STATED TASK 1:
Answer these questions from the oil price outlook:
(a) Which three countries are set to add substantial non-OPEC supply?
(b) What is the December 2025 forecast for global inventories?
(c) How many new two-wheelers are expected to be sold in India in 2025?
STATED TASK 2:
Please reproduce the stretch of the oil price outlook from "Key Highlights Of" through "crude demand growth.".
— start EXCERPT TO READ —
Crude oil prices could fall below $60 per barrel by December 2025, driven by sluggish global demand growth, ample non-OPEC supply, and potential easing of geopolitical tensions, according to the latest outlook released by S&P Global Commodity Insights. However, India is expected to remain a bright spot with continued robust oil consumption as its economic growth momentum sustains.
Key Highlights Of S&P Global’s Crude Oil Outlook
S&P Global’s projection signals a potential price decline of 25-30% from current Brent levels of ~$82 per barrel. Their analysis cites:
- Slowing Global Demand Growth: Macroeconomic deceleration in China and Europe and structural shifts to renewables are expected to curb incremental crude demand growth.
- Rising Non-OPEC Supply: The US, Brazil, and Guyana are set to add substantial supply volumes, offsetting OPEC+ production cuts.
- Geopolitical Risk Premium Easing: Tentative ceasefires in West Asia and easing Russia-Ukraine tensions could lower risk premiums baked into prices.
- Inventory Build-up: Higher inventory levels globally due to subdued refinery runs in China and seasonal factors will keep markets oversupplied.
Global Oil Market Dynamics: Snapshot
Parameter | June 2025 | December 2025 Forecast | Driver |
---|---|---|---|
Brent Crude Price ($/bbl) | 82 | <60 | Oversupply, weaker demand |
OPEC+ Production (mbpd) | 40.5 | 41 | Partial easing of cuts |
US Production (mbpd) | 13.2 | 13.4 | Shale additions |
Global Demand (mbpd) | 103 | 102.8 | Weak Asia ex-India growth |
Global Inventories (mb) | 4,250 | 4,350 | Build-up amid low runs |
India: The Outlier In Global Oil Demand
Despite bearish global market projections, India’s oil consumption is expected to grow by 5-6% year-on-year in FY26, driven by:
- Strong GDP Growth: S&P projects India’s economy to grow by 6.7% in FY26, boosting transportation and industrial fuel demand.
- Expanding Mobility: Vehicle ownership continues to rise, with over 20 million new two-wheelers and 5 million passenger vehicles expected to be sold in 2025.
- Industrial Activity: Growth in steel, cement, and chemical sectors will keep diesel, naphtha, and furnace oil consumption elevated.
— end EXCERPT TO READ —
— start DATA PROVIDED —
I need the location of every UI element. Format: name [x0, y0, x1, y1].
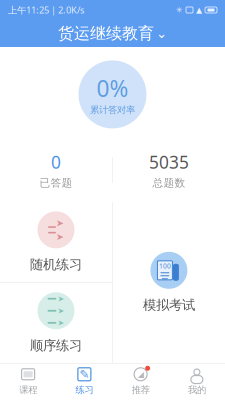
- staticText: 我的: [188, 384, 206, 396]
- staticText: 模拟考试: [143, 297, 195, 313]
- staticText: 已答题: [40, 176, 72, 190]
- staticText: 练习: [75, 384, 93, 396]
- button[interactable]: ✎: [56, 363, 112, 400]
- staticText: 随机练习: [30, 256, 82, 273]
- staticText: ➤: [58, 318, 64, 327]
- staticText: 货运继续教育: [58, 24, 154, 43]
- staticText: 累计答对率: [90, 104, 135, 116]
- staticText: 总题数: [152, 176, 185, 190]
- staticText: 顺序练习: [30, 337, 82, 354]
- staticText: ➤: [58, 294, 64, 303]
- button[interactable]: ◢: [112, 363, 169, 400]
- staticText: ➤: [56, 231, 64, 242]
- button[interactable]: 课程: [0, 363, 56, 400]
- staticText: 推荐: [132, 384, 150, 396]
- staticText: ✎: [79, 368, 89, 381]
- staticText: 0%: [96, 73, 128, 103]
- staticText: ◢: [138, 370, 144, 379]
- staticText: 100: [159, 261, 171, 270]
- button[interactable]: ➤: [0, 283, 112, 363]
- staticText: 课程: [19, 384, 37, 396]
- staticText: 上午11:25 | 2.0K/s: [8, 4, 84, 16]
- staticText: ➤: [56, 218, 64, 228]
- staticText: ✳: [176, 6, 183, 15]
- staticText: 5035: [149, 150, 189, 173]
- button[interactable]: 货运继续教育: [0, 20, 225, 47]
- staticText: ➤: [58, 306, 64, 315]
- staticText: 0: [51, 150, 61, 173]
- staticText: ⌄: [156, 26, 167, 41]
- button[interactable]: 我的: [169, 363, 225, 400]
- staticText: ▲: [196, 6, 202, 15]
- button[interactable]: ➤: [0, 202, 112, 282]
- button[interactable]: 100: [113, 202, 225, 363]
— end DATA PROVIDED —
CORRECT RESPONSE 1:
(a) The US, Brazil, and Guyana
(b) 4,350 mb
(c) Over 20 million

CORRECT RESPONSE 2:
Key Highlights Of S&P Global’s Crude Oil Outlook
S&P Global’s projection signals a potential price decline of 25-30% from current Brent levels of ~$82 per barrel. Their analysis cites:
- Slowing Global Demand Growth: Macroeconomic deceleration in China and Europe and structural shifts to renewables are expected to curb incremental crude demand growth.